> THE DATA
══════
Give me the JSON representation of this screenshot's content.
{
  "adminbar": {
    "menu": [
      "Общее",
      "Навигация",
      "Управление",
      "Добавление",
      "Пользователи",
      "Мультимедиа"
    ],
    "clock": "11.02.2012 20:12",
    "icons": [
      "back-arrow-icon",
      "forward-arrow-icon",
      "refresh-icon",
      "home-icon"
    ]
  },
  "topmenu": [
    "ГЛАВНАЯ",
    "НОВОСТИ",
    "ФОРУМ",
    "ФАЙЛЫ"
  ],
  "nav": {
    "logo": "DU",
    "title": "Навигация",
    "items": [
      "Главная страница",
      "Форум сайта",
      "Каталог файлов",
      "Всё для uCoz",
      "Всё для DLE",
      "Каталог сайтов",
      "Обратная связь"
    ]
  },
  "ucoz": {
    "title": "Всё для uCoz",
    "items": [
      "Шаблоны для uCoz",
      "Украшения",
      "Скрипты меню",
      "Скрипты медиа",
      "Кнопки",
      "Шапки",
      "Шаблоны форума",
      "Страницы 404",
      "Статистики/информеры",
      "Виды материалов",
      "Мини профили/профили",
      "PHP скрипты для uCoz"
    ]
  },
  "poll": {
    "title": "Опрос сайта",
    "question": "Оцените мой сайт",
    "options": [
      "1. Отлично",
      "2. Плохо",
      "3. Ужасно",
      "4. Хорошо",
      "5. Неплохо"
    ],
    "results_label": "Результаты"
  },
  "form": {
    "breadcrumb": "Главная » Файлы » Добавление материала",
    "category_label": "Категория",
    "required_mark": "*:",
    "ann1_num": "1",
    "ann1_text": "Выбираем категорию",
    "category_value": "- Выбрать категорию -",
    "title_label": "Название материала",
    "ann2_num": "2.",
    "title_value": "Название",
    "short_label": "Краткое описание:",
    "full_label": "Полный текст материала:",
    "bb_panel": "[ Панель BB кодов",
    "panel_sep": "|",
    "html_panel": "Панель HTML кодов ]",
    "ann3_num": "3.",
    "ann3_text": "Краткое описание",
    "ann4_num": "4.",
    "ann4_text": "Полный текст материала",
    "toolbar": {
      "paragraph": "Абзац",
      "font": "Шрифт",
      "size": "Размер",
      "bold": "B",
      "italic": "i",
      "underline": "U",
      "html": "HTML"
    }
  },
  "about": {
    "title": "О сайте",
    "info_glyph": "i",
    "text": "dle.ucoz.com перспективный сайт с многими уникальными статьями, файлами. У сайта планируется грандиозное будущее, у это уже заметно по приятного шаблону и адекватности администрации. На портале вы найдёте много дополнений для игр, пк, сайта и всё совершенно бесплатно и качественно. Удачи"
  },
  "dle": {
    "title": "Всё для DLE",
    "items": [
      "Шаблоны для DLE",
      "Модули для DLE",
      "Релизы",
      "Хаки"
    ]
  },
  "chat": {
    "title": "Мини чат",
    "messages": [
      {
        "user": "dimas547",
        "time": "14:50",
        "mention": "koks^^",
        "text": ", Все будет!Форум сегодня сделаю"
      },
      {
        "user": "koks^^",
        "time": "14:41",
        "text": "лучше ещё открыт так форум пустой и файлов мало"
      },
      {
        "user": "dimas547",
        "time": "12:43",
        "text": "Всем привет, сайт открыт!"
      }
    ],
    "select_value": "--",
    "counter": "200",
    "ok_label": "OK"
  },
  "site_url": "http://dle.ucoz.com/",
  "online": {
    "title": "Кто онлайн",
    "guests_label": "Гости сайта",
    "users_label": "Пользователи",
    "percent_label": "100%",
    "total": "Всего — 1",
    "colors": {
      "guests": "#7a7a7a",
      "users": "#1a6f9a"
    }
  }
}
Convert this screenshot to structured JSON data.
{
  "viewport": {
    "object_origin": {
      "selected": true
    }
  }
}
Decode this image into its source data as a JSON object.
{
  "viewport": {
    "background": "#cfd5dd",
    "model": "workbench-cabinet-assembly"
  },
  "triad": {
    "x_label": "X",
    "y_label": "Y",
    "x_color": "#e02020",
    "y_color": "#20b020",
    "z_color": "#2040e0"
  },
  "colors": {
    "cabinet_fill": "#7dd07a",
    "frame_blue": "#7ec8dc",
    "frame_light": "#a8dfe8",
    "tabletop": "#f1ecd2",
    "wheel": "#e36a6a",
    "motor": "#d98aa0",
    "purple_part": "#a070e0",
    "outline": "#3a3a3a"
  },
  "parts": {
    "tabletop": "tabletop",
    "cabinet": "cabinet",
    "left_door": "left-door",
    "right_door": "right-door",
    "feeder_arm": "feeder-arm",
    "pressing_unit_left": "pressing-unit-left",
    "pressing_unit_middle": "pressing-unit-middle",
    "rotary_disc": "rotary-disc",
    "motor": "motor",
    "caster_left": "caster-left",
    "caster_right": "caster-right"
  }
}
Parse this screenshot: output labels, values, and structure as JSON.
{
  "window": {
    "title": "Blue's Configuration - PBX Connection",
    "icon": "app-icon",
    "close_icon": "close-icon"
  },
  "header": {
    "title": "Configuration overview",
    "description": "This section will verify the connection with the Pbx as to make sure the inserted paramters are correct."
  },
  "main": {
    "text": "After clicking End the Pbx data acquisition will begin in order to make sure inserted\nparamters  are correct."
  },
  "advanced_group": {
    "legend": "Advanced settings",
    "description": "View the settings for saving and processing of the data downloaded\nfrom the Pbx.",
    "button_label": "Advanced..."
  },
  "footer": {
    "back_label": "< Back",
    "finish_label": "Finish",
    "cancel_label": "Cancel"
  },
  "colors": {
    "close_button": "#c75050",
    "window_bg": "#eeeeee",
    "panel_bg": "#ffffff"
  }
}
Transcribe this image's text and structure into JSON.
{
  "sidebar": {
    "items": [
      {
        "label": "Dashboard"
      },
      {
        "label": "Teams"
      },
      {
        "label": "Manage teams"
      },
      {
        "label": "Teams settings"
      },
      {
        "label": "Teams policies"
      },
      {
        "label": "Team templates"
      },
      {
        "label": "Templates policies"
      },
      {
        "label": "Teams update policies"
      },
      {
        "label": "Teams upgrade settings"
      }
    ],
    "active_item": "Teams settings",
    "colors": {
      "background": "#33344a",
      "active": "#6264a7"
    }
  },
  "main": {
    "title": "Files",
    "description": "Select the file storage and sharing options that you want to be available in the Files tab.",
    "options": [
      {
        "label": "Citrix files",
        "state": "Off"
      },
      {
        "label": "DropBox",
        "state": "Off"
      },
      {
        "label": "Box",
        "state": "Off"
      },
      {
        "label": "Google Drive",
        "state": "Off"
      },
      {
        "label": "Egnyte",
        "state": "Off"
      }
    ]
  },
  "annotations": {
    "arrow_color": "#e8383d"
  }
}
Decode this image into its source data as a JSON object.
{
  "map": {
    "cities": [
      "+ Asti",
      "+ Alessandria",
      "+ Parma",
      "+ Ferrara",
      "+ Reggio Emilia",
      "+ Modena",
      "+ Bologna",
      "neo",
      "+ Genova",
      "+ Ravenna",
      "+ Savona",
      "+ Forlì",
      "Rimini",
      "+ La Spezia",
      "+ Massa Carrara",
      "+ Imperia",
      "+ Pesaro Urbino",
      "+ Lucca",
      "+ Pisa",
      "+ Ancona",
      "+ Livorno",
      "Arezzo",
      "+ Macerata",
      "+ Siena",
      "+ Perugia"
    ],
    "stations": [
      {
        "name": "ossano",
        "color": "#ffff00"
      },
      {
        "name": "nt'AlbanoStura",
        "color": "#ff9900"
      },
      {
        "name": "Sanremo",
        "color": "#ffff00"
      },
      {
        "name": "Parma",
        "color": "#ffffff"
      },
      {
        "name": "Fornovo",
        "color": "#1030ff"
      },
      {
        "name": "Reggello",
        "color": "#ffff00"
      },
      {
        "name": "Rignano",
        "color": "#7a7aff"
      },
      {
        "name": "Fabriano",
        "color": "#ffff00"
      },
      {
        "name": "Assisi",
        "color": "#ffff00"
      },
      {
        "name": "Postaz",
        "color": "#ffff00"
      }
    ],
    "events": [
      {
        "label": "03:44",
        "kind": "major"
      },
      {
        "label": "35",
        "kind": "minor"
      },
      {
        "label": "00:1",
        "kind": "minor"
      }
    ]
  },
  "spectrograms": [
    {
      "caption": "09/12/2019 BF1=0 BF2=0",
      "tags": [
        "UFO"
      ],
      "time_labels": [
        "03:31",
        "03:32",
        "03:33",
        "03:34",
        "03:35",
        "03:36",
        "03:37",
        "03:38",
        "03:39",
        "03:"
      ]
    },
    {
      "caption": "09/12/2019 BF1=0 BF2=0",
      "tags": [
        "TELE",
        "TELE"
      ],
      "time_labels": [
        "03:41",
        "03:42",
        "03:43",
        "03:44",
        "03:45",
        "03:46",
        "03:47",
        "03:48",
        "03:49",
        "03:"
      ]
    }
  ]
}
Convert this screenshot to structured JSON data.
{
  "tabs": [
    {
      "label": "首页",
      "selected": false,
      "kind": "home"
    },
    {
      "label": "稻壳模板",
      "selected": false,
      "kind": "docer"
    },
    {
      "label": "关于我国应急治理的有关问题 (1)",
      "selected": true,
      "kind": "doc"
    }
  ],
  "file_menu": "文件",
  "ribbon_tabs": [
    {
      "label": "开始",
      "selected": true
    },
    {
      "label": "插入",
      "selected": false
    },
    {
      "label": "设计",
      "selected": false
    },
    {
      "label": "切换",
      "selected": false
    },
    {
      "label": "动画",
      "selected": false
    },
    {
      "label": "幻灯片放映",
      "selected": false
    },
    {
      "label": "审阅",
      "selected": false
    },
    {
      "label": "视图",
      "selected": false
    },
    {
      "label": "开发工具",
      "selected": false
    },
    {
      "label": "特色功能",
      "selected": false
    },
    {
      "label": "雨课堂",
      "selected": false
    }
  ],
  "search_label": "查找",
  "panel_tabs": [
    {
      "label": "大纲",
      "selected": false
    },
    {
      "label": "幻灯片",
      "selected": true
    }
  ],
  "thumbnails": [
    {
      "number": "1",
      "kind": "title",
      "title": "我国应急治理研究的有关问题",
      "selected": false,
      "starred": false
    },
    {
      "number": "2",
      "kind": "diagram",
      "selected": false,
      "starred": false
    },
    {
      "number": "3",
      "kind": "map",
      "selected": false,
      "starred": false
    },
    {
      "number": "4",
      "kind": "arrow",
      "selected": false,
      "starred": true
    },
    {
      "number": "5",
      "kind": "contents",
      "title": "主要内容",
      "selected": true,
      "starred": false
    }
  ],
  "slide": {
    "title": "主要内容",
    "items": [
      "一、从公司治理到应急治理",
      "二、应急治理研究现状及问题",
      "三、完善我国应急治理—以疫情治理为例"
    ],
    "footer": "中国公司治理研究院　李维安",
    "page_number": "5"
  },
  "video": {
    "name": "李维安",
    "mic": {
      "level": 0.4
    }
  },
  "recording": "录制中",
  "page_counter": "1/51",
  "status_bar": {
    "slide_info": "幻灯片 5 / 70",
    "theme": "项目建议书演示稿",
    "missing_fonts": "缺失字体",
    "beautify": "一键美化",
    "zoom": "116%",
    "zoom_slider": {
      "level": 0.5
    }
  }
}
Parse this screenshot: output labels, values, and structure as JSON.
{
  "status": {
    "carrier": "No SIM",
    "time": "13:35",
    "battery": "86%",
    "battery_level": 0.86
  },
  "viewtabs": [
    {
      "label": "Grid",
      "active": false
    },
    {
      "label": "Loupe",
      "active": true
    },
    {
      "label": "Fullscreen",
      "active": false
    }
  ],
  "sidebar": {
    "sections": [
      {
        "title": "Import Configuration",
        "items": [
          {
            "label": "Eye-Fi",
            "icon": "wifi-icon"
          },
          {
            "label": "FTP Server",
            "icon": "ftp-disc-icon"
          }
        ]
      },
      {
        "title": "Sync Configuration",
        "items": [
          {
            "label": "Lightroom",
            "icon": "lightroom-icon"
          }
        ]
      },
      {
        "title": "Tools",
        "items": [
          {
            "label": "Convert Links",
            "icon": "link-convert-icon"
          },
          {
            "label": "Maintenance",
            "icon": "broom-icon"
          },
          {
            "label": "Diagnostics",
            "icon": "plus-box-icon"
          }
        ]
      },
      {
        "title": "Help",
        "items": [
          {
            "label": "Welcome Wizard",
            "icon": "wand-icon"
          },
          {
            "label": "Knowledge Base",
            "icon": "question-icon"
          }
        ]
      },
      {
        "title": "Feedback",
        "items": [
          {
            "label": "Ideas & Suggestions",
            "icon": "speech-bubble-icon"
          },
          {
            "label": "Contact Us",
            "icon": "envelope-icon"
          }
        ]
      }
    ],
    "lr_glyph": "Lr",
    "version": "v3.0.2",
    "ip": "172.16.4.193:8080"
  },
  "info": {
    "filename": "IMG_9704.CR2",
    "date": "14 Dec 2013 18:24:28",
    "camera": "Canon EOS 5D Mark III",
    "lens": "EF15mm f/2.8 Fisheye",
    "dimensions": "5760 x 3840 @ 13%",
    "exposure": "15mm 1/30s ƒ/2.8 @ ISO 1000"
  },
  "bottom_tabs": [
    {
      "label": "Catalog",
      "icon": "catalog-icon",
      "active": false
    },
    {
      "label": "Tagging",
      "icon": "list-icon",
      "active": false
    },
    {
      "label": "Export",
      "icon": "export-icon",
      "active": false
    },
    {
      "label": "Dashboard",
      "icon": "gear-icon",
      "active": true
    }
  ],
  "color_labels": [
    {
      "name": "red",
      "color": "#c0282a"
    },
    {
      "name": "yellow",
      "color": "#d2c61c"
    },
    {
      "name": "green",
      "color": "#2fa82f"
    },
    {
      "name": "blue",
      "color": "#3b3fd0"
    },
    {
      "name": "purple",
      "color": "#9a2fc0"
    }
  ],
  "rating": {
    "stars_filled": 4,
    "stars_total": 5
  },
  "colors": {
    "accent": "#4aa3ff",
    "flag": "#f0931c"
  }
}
══════
> TASK TO CARRY OUT
In the entries above, find every line holding the word "Добавление" and copy it out.

> ANSWER BELOW
      "Добавление",
    "breadcrumb": "Главная » Файлы » Добавление материала",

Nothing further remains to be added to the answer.